Problem statement: In the data below, find every line that has the string "significant", and copy it.

Data to process:

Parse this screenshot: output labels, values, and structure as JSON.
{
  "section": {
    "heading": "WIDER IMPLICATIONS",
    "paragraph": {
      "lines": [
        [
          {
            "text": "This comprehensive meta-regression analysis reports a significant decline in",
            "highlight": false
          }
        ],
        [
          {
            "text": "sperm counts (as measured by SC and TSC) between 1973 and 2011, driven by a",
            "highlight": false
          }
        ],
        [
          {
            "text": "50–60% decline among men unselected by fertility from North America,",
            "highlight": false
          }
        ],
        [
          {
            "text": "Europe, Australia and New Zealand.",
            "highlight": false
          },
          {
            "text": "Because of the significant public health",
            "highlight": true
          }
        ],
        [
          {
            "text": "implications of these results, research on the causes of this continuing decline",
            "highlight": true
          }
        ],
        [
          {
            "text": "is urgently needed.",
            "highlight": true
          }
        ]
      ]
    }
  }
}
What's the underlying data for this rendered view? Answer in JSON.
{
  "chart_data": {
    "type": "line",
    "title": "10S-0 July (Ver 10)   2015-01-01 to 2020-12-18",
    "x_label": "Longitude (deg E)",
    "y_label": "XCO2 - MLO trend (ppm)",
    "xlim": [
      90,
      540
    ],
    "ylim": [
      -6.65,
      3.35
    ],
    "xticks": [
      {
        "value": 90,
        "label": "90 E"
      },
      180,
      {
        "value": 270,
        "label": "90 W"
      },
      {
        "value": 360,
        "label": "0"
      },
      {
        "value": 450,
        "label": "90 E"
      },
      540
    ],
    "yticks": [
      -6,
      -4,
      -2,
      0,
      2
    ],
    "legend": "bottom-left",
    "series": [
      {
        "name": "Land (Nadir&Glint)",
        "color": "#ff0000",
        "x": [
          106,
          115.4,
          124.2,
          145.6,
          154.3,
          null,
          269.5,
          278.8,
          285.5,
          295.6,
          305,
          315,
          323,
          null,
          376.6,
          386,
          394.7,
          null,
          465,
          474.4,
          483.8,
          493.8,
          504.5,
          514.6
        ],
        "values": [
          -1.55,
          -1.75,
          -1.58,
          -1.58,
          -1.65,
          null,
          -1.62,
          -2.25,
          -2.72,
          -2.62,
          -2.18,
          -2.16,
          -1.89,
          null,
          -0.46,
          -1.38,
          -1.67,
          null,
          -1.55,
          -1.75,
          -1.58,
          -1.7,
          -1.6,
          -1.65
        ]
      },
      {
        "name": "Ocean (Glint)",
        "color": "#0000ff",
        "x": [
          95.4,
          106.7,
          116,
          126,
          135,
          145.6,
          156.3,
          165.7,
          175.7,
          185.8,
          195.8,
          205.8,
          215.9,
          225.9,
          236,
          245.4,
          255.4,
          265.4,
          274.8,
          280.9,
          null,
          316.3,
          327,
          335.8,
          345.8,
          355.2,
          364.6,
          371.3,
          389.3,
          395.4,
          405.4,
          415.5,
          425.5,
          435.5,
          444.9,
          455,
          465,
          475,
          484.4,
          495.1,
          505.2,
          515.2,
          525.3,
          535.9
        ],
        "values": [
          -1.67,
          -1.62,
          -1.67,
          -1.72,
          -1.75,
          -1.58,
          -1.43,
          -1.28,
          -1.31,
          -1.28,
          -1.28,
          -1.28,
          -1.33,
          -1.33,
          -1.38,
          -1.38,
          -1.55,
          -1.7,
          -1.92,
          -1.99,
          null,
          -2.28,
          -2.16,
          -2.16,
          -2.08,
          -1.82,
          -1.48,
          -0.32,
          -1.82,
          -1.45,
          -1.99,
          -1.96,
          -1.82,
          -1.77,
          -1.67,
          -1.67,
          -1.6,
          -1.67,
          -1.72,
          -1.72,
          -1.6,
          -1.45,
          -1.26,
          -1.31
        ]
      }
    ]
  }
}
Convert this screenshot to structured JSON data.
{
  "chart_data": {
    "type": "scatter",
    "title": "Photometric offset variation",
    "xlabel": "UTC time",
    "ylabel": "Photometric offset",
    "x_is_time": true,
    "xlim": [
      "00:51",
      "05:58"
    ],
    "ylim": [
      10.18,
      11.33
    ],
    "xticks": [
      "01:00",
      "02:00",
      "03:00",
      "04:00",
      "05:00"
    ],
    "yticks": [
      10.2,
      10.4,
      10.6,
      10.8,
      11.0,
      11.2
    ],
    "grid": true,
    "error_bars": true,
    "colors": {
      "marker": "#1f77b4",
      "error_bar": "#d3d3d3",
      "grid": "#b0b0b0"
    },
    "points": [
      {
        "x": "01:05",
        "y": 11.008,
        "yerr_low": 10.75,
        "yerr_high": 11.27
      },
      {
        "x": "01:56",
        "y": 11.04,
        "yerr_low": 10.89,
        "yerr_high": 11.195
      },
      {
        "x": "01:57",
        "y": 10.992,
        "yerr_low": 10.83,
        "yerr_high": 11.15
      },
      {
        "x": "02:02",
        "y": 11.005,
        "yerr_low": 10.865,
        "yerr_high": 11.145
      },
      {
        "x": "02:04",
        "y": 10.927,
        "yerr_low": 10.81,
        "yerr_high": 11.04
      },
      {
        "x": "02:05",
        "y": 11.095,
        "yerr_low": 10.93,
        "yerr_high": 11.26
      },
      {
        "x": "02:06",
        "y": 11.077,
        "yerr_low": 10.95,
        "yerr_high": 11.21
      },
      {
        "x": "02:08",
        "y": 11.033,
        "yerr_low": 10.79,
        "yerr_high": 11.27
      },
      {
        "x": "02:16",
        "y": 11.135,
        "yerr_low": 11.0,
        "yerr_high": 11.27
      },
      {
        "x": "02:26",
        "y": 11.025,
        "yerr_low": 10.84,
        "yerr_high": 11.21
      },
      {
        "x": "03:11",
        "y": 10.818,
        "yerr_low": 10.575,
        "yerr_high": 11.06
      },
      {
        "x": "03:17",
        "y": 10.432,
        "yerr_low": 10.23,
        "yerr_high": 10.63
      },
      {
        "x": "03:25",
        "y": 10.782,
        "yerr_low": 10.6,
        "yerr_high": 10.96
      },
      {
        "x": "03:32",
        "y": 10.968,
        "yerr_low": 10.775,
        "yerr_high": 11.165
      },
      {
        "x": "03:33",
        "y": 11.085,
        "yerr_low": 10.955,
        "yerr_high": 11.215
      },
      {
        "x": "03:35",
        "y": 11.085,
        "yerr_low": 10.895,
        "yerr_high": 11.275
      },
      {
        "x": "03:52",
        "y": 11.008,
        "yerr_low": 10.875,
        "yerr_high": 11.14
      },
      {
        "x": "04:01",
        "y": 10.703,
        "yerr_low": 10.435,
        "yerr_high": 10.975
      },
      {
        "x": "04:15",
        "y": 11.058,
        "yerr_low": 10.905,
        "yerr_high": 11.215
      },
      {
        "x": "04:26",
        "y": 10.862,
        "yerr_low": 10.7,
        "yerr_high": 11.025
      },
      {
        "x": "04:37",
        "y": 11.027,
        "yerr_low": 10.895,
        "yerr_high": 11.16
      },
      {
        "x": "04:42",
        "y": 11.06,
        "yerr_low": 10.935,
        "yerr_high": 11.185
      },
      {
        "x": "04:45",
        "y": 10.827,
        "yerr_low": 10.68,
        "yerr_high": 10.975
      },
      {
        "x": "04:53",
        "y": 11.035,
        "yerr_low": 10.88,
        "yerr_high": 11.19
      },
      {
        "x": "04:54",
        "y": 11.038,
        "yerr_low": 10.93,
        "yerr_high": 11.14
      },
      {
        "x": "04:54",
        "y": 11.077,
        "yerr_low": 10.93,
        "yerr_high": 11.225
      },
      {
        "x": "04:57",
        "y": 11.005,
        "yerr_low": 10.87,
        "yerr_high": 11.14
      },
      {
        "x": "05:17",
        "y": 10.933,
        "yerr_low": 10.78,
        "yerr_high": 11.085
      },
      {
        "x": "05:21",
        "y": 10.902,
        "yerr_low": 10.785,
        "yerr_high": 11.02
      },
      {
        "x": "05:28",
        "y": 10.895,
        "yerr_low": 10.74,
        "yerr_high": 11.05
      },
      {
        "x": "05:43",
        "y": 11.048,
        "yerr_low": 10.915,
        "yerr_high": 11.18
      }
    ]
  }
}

Reply:
            "text": "This comprehensive meta-regression analysis reports a significant decline in",
            "text": "Because of the significant public health",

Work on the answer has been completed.